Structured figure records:
>>
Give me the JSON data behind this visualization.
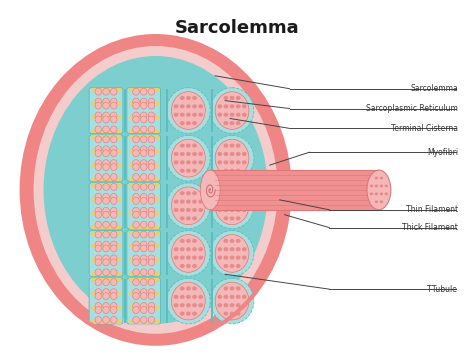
{
  "title": "Sarcolemma",
  "title_fontsize": 13,
  "title_fontweight": "bold",
  "background_color": "#ffffff",
  "labels": [
    "Sarcolemma",
    "Sarcoplasmic Reticulum",
    "Terminal Cisterna",
    "Myofibri",
    "Thin Filament",
    "Thick Filament",
    "T-Tubule"
  ],
  "colors": {
    "outer_pink": "#F08585",
    "outer_pink_light": "#F5AAAA",
    "outer_ring_inner": "#FFCCCC",
    "teal_bg": "#7DCFCF",
    "teal_light": "#A8DEDE",
    "myofibril_bg": "#F5B8B8",
    "myofibril_dots": "#E07878",
    "yellow_band": "#E8CF70",
    "sarcolemma_ring": "#F5CCCC",
    "rod_pink": "#F09090",
    "rod_stripe": "#D07070",
    "annotation_line": "#444444",
    "label_text": "#333333",
    "teal_separator": "#5BBFBF"
  }
}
<<
→ **Exercise goal**
Repeat the material exactly as it reads, without any of its pictures.

→ **Result for this task**
Give me the JSON data behind this visualization.
{
  "title": "Sarcolemma",
  "title_fontsize": 13,
  "title_fontweight": "bold",
  "background_color": "#ffffff",
  "labels": [
    "Sarcolemma",
    "Sarcoplasmic Reticulum",
    "Terminal Cisterna",
    "Myofibri",
    "Thin Filament",
    "Thick Filament",
    "T-Tubule"
  ],
  "colors": {
    "outer_pink": "#F08585",
    "outer_pink_light": "#F5AAAA",
    "outer_ring_inner": "#FFCCCC",
    "teal_bg": "#7DCFCF",
    "teal_light": "#A8DEDE",
    "myofibril_bg": "#F5B8B8",
    "myofibril_dots": "#E07878",
    "yellow_band": "#E8CF70",
    "sarcolemma_ring": "#F5CCCC",
    "rod_pink": "#F09090",
    "rod_stripe": "#D07070",
    "annotation_line": "#444444",
    "label_text": "#333333",
    "teal_separator": "#5BBFBF"
  }
}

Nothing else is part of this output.